» **Excerpted records**
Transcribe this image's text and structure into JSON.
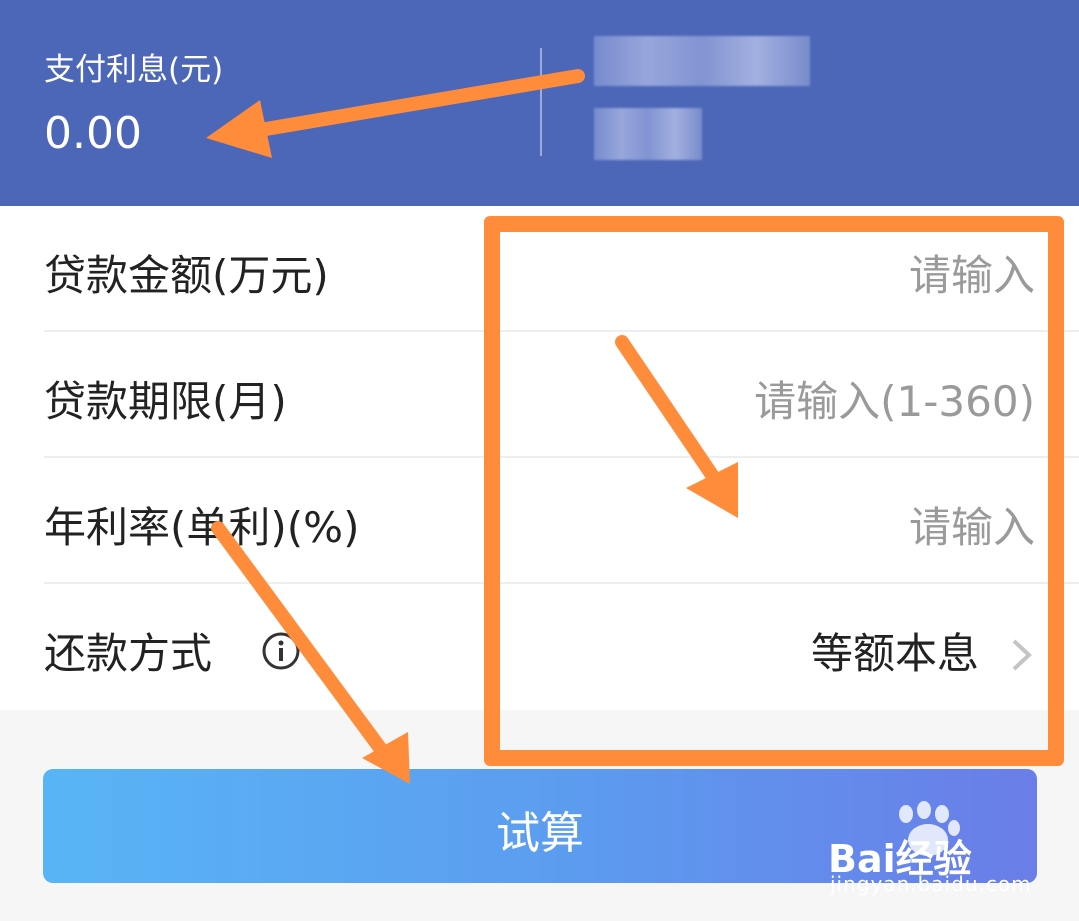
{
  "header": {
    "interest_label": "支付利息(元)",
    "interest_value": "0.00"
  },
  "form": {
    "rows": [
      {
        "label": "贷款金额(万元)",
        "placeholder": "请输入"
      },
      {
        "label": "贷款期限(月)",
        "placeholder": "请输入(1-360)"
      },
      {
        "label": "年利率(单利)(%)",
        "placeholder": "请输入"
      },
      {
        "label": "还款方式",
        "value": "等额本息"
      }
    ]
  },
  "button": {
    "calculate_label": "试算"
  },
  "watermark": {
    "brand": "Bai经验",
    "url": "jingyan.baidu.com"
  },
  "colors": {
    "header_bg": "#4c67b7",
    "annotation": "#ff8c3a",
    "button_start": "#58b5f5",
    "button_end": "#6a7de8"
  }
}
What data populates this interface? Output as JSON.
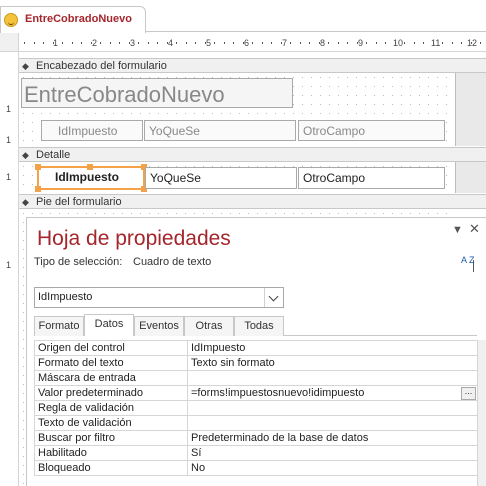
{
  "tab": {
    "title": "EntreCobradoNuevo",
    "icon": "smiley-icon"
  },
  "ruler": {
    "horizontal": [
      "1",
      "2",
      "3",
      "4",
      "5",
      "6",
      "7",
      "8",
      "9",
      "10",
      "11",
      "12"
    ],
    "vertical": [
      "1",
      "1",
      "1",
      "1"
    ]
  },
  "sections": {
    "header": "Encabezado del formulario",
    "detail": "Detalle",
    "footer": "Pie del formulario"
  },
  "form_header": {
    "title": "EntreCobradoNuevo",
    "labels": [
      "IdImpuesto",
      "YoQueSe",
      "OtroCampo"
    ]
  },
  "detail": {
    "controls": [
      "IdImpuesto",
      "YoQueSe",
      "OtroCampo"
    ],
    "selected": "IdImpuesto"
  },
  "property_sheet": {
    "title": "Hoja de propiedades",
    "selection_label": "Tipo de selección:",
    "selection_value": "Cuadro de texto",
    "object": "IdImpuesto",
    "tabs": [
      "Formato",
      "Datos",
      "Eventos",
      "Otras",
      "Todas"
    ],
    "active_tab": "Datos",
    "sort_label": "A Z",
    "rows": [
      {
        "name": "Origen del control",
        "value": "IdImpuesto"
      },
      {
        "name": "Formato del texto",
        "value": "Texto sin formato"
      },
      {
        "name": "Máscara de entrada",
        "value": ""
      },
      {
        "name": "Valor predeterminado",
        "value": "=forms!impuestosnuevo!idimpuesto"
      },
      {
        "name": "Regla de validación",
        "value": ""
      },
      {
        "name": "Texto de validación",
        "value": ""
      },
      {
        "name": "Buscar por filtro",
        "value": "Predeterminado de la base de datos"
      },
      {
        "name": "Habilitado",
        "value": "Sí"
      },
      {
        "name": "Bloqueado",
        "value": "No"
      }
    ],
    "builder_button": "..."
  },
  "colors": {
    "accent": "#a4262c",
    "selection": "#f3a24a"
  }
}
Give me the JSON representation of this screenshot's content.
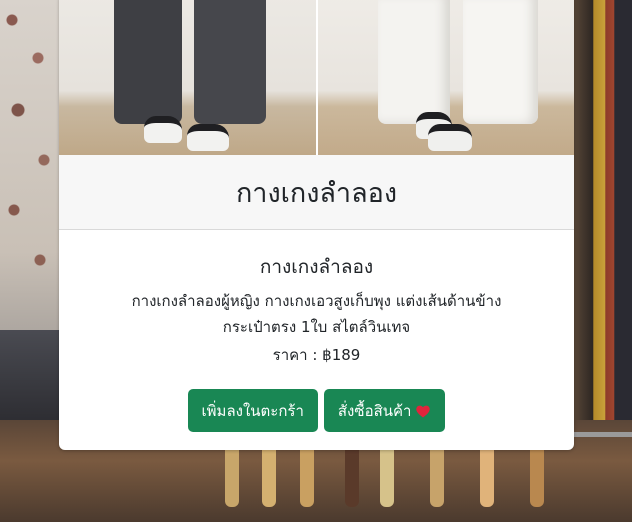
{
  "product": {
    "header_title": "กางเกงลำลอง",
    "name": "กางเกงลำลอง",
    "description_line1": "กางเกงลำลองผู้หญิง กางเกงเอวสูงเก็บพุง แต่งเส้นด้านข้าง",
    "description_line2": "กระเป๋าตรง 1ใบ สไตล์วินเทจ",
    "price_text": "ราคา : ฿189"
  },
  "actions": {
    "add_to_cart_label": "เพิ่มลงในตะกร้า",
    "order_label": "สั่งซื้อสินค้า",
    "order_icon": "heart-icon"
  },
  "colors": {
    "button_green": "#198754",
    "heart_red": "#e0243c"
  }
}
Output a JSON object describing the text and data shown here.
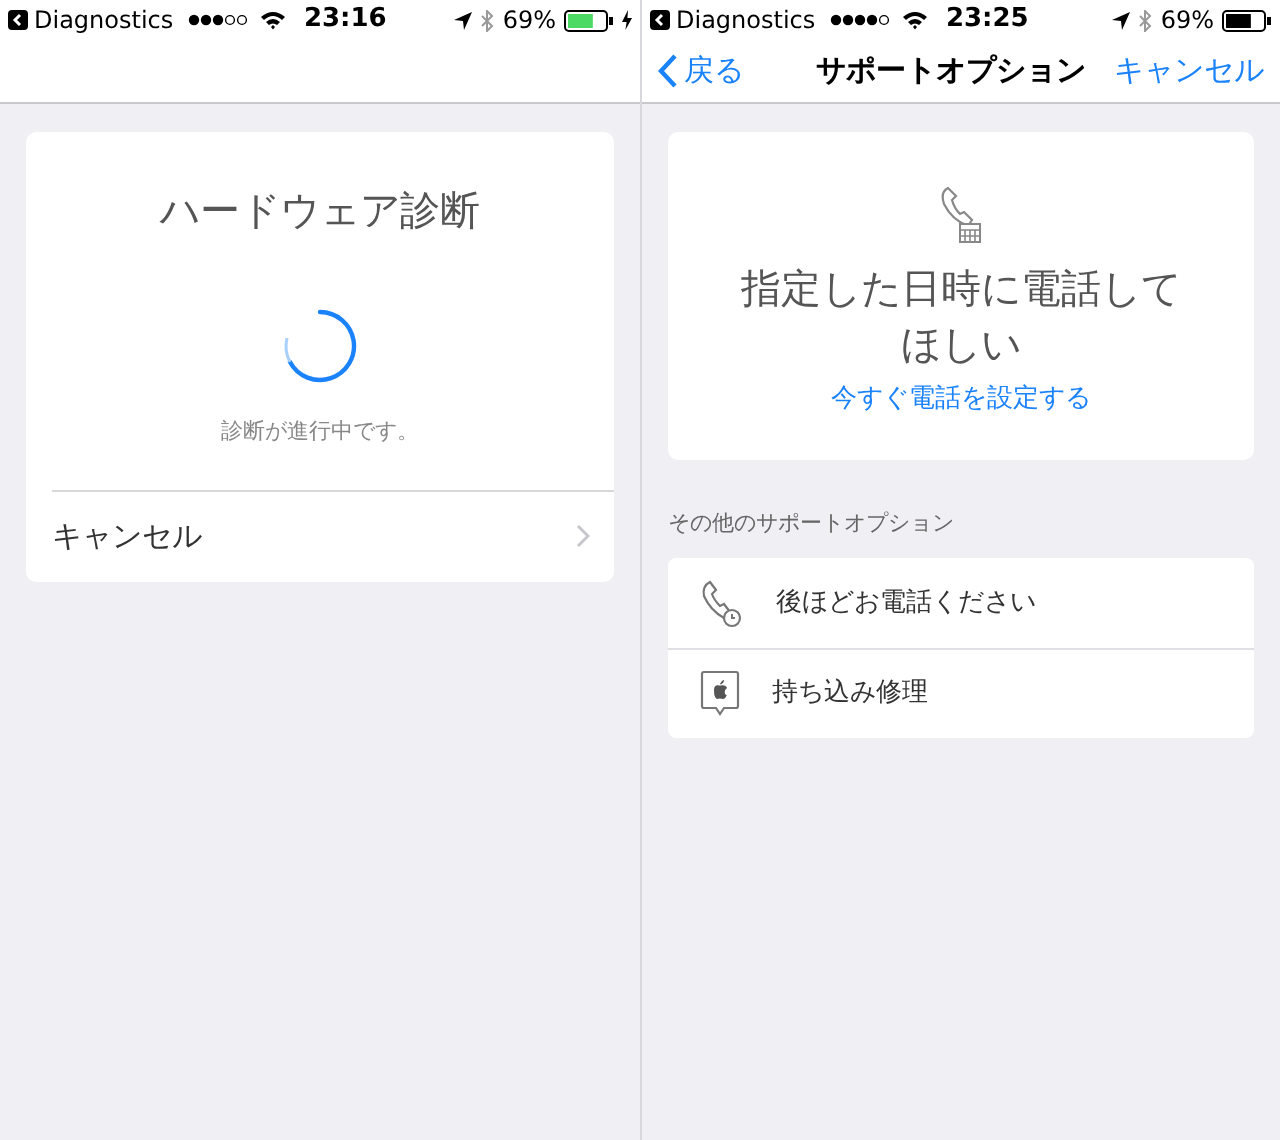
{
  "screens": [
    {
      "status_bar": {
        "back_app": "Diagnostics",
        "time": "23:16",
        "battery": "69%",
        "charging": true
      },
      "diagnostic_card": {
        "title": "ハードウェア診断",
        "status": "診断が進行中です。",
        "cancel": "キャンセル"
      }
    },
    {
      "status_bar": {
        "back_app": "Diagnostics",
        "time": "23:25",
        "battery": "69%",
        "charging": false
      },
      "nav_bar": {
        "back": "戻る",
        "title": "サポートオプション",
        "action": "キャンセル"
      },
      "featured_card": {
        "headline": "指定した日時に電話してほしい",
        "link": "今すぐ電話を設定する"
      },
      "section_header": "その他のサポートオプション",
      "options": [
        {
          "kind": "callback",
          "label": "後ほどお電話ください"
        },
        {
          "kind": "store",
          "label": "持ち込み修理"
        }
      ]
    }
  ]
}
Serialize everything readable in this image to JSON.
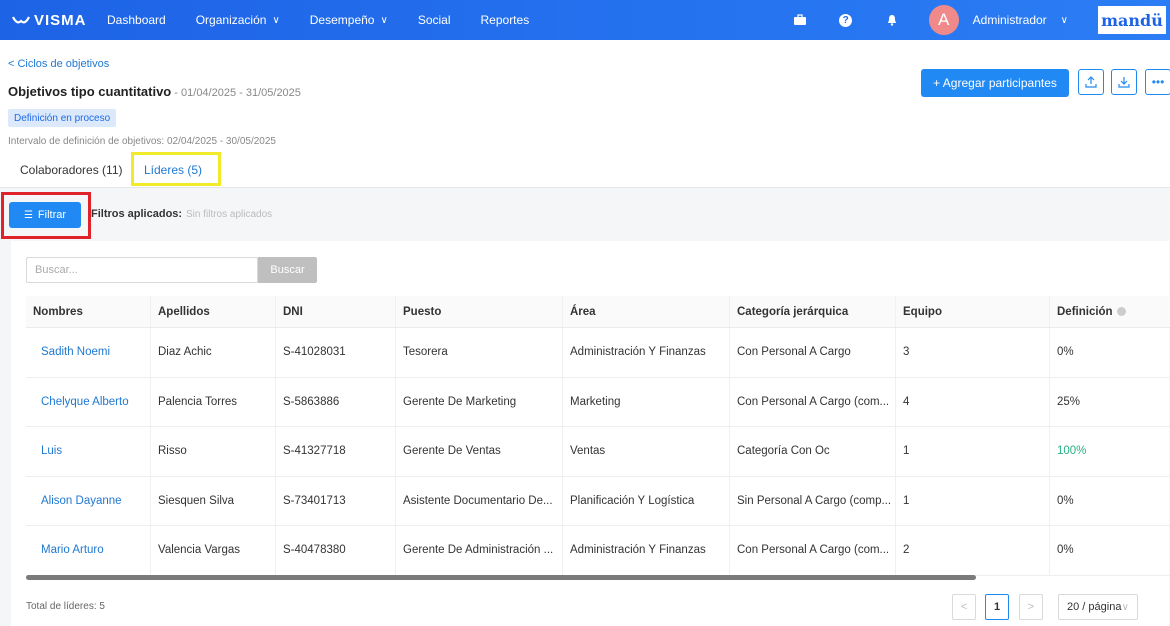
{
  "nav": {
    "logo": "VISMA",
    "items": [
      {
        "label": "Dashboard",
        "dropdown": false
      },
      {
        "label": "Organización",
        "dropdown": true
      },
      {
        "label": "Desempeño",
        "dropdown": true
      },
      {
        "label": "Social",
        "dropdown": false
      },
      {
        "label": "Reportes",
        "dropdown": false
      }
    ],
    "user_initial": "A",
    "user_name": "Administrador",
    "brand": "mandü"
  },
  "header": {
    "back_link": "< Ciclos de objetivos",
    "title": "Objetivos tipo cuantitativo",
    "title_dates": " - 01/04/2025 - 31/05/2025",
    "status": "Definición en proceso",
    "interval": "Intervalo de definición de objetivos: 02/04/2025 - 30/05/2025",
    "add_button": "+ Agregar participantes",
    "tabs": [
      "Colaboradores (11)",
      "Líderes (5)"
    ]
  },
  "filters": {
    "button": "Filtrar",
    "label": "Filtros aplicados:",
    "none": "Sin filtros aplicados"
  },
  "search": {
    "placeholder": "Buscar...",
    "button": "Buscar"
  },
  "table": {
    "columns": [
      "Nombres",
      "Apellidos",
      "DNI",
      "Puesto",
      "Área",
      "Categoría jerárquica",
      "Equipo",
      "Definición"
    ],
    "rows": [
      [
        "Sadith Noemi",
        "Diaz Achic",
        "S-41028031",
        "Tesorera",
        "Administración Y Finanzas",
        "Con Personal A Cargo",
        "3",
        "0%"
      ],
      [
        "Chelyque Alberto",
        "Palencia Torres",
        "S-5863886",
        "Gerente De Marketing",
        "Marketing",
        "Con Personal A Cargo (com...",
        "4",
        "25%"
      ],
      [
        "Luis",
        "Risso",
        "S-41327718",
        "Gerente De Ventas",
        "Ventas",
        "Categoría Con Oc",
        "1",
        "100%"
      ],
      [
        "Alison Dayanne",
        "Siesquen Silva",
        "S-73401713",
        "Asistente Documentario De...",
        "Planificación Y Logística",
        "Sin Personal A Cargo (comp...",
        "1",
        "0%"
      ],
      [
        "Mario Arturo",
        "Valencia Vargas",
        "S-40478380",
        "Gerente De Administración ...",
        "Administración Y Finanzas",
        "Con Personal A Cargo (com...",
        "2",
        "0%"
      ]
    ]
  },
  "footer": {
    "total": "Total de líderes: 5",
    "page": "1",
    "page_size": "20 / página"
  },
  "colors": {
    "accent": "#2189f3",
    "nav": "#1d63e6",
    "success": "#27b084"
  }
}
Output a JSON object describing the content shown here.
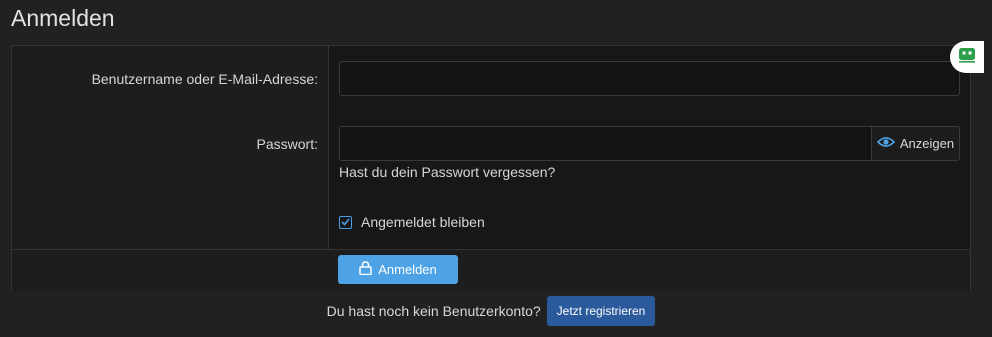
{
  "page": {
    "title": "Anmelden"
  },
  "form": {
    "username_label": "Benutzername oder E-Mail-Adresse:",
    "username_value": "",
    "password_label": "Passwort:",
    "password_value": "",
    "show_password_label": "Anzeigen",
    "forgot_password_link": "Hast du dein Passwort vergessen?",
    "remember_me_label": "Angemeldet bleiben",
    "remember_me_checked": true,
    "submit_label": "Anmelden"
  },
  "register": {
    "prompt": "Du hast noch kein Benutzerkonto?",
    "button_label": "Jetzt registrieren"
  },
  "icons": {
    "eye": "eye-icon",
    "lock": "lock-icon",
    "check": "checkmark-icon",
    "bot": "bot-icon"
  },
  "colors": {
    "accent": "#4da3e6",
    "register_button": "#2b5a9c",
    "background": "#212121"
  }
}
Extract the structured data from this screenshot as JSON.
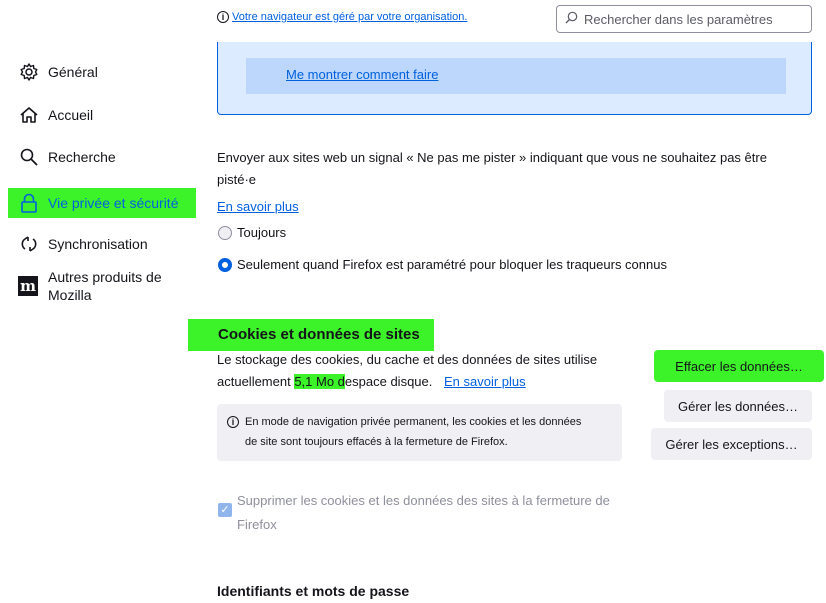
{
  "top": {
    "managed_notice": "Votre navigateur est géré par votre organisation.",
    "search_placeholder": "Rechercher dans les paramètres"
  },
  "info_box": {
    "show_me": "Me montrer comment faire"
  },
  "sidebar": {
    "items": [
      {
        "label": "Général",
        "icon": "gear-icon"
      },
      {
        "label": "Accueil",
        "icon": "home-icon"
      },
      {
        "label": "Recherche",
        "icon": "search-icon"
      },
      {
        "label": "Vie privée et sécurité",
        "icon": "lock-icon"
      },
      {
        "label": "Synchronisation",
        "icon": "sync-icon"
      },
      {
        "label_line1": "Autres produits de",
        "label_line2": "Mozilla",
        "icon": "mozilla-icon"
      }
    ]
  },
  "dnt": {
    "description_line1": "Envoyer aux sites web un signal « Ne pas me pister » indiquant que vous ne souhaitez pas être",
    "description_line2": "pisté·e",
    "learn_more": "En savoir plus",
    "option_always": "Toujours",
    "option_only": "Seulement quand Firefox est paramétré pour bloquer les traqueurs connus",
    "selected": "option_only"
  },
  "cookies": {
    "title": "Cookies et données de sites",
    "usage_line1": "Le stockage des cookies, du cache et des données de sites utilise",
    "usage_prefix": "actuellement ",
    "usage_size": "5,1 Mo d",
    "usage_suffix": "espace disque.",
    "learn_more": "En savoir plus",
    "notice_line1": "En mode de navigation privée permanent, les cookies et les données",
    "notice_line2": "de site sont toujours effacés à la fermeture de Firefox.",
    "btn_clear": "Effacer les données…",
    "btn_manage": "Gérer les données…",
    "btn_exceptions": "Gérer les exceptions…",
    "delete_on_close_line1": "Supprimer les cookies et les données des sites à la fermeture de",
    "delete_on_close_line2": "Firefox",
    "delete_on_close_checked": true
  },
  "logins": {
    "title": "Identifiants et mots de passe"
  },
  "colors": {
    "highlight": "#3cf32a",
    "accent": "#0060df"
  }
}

» **Stated exercise**
Set out every line from the material that contains the string "privée".

» **Solution to this task**
        "label": "Vie privée et sécurité",
    "notice_line1": "En mode de navigation privée permanent, les cookies et les données",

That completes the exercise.